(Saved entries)
↓↓↓

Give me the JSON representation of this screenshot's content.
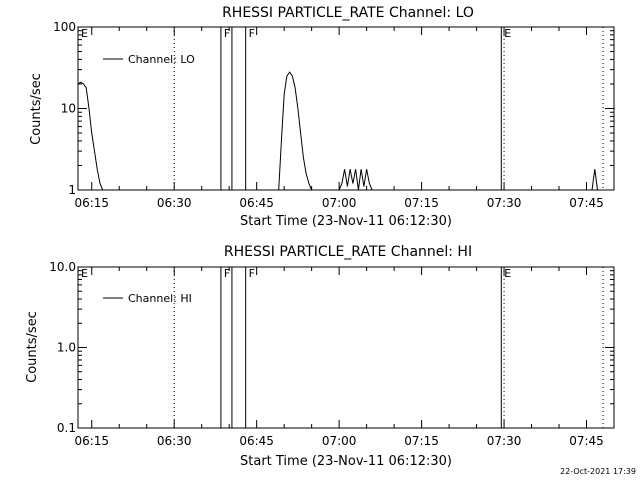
{
  "chart_data": [
    {
      "type": "line",
      "title": "RHESSI PARTICLE_RATE Channel: LO",
      "xlabel": "Start Time (23-Nov-11 06:12:30)",
      "ylabel": "Counts/sec",
      "yscale": "log",
      "ylim": [
        1,
        100
      ],
      "xlim": [
        "06:12:30",
        "07:50:00"
      ],
      "yticks": [
        "1",
        "10",
        "100"
      ],
      "xticks": [
        "06:15",
        "06:30",
        "06:45",
        "07:00",
        "07:15",
        "07:30",
        "07:45"
      ],
      "legend": {
        "label": "Channel: LO",
        "position": "top-left"
      },
      "series": [
        {
          "name": "Channel: LO",
          "x": [
            "06:12:30",
            "06:13:00",
            "06:13:30",
            "06:14:00",
            "06:14:30",
            "06:15:00",
            "06:15:30",
            "06:16:00",
            "06:16:30",
            "06:17:00",
            "06:49:00",
            "06:49:30",
            "06:50:00",
            "06:50:30",
            "06:51:00",
            "06:51:30",
            "06:52:00",
            "06:52:30",
            "06:53:00",
            "06:53:30",
            "06:54:00",
            "06:54:30",
            "06:55:00",
            "07:00:00",
            "07:00:30",
            "07:01:00",
            "07:01:30",
            "07:02:00",
            "07:02:30",
            "07:03:00",
            "07:03:30",
            "07:04:00",
            "07:04:30",
            "07:05:00",
            "07:05:30",
            "07:06:00",
            "07:46:00",
            "07:46:30",
            "07:47:00"
          ],
          "y": [
            20,
            21,
            20,
            18,
            10,
            5,
            3,
            1.8,
            1.2,
            1,
            1,
            4,
            15,
            25,
            28,
            25,
            18,
            10,
            5,
            2.5,
            1.6,
            1.2,
            1,
            1,
            1.2,
            1.8,
            1.1,
            1.8,
            1.2,
            1.8,
            1,
            1.8,
            1.1,
            1.8,
            1.2,
            1,
            1,
            1.8,
            1
          ]
        }
      ],
      "markers": [
        {
          "time": "06:38:30",
          "label": "F",
          "style": "solid"
        },
        {
          "time": "06:40:30",
          "label": "",
          "style": "solid"
        },
        {
          "time": "06:43:00",
          "label": "F",
          "style": "solid"
        },
        {
          "time": "07:29:30",
          "label": "E",
          "style": "solid"
        },
        {
          "time": "06:12:30",
          "label": "E",
          "style": "none"
        },
        {
          "time": "06:30:00",
          "label": "",
          "style": "dotted"
        },
        {
          "time": "07:30:00",
          "label": "",
          "style": "dotted"
        },
        {
          "time": "07:48:00",
          "label": "",
          "style": "dotted"
        }
      ]
    },
    {
      "type": "line",
      "title": "RHESSI PARTICLE_RATE Channel: HI",
      "xlabel": "Start Time (23-Nov-11 06:12:30)",
      "ylabel": "Counts/sec",
      "yscale": "log",
      "ylim": [
        0.1,
        10
      ],
      "xlim": [
        "06:12:30",
        "07:50:00"
      ],
      "yticks": [
        "0.1",
        "1.0",
        "10.0"
      ],
      "xticks": [
        "06:15",
        "06:30",
        "06:45",
        "07:00",
        "07:15",
        "07:30",
        "07:45"
      ],
      "legend": {
        "label": "Channel: HI",
        "position": "top-left"
      },
      "series": [
        {
          "name": "Channel: HI",
          "x": [],
          "y": []
        }
      ],
      "markers": [
        {
          "time": "06:38:30",
          "label": "F",
          "style": "solid"
        },
        {
          "time": "06:40:30",
          "label": "",
          "style": "solid"
        },
        {
          "time": "06:43:00",
          "label": "F",
          "style": "solid"
        },
        {
          "time": "07:29:30",
          "label": "E",
          "style": "solid"
        },
        {
          "time": "06:12:30",
          "label": "E",
          "style": "none"
        },
        {
          "time": "06:30:00",
          "label": "",
          "style": "dotted"
        },
        {
          "time": "07:30:00",
          "label": "",
          "style": "dotted"
        },
        {
          "time": "07:48:00",
          "label": "",
          "style": "dotted"
        }
      ]
    }
  ],
  "footer": {
    "timestamp": "22-Oct-2021 17:39"
  }
}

↑↑↑

# [WHAT IS BEING ASKED]
Looking back at the lines above, state how many contain the word "Channel", and supply nothing besides the number.

# [WRITTEN ANSWER]
6